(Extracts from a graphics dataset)
<<<<
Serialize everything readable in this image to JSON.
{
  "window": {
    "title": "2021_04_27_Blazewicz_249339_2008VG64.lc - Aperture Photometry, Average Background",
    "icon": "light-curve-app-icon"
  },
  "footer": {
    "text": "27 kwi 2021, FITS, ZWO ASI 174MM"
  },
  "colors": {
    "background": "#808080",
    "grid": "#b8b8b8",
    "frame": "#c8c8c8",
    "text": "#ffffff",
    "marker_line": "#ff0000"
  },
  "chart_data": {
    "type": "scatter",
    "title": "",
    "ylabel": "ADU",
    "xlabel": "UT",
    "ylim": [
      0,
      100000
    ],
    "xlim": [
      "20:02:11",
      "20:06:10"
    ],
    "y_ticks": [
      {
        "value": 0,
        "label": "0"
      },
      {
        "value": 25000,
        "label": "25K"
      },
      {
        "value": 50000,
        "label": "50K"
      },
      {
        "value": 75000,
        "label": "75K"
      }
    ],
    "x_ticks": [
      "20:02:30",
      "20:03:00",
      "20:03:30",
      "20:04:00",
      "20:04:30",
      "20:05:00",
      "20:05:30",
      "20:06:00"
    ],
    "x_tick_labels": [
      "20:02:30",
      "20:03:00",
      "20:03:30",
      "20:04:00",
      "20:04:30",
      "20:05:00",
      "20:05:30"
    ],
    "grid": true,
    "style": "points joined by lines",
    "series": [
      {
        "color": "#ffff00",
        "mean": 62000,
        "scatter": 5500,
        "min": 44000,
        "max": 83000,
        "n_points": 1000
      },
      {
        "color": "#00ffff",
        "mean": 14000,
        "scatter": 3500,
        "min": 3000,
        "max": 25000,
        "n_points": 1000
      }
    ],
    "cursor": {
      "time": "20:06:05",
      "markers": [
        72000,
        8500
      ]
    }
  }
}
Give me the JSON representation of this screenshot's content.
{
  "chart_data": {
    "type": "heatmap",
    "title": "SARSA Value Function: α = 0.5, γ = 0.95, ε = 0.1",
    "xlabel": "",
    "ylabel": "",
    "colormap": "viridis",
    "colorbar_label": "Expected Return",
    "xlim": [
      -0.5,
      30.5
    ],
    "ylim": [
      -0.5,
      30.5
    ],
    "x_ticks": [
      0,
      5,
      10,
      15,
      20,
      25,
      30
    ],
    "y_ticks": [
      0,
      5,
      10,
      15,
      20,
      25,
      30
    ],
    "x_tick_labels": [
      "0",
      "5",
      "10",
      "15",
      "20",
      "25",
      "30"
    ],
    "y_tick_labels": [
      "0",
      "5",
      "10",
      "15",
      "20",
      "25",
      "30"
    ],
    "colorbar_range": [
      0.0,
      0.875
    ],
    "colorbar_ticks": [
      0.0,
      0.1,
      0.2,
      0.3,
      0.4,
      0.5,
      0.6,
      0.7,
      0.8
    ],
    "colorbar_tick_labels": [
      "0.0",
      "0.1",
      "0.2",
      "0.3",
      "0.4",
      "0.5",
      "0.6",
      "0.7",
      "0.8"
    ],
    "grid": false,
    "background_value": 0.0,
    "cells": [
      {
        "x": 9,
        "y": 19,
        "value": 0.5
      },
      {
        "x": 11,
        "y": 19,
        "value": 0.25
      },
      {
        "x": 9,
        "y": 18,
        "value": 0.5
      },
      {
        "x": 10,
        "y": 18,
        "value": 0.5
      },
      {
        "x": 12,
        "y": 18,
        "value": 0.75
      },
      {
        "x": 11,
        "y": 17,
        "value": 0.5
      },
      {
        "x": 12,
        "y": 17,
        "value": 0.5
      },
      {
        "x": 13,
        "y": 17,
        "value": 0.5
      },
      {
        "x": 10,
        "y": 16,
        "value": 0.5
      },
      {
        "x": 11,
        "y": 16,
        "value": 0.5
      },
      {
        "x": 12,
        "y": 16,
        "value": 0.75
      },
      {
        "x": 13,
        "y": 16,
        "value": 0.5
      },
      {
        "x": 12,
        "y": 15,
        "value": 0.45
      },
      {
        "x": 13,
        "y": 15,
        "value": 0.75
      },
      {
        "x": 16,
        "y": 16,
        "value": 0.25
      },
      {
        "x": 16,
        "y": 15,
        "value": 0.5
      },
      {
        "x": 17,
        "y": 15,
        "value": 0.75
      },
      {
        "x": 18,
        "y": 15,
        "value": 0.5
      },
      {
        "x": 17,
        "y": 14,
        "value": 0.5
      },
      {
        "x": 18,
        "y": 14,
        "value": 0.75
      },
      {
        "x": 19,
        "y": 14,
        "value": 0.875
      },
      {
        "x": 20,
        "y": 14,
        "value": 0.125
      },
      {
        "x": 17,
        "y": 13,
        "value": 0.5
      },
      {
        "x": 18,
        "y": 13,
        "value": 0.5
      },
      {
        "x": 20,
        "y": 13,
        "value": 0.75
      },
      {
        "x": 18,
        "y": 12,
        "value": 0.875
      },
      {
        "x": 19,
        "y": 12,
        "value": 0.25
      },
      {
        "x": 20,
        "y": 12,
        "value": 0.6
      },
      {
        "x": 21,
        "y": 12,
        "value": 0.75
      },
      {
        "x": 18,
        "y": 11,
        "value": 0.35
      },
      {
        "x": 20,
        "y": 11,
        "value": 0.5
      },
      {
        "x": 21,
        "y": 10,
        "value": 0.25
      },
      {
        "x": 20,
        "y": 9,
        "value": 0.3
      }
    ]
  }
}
>>>>
• [EXERCISE BRIEF]: Every line containing the string "scatter" must be listed.

• [REPLY]:
    "type": "scatter",
        "scatter": 5500,
        "scatter": 3500,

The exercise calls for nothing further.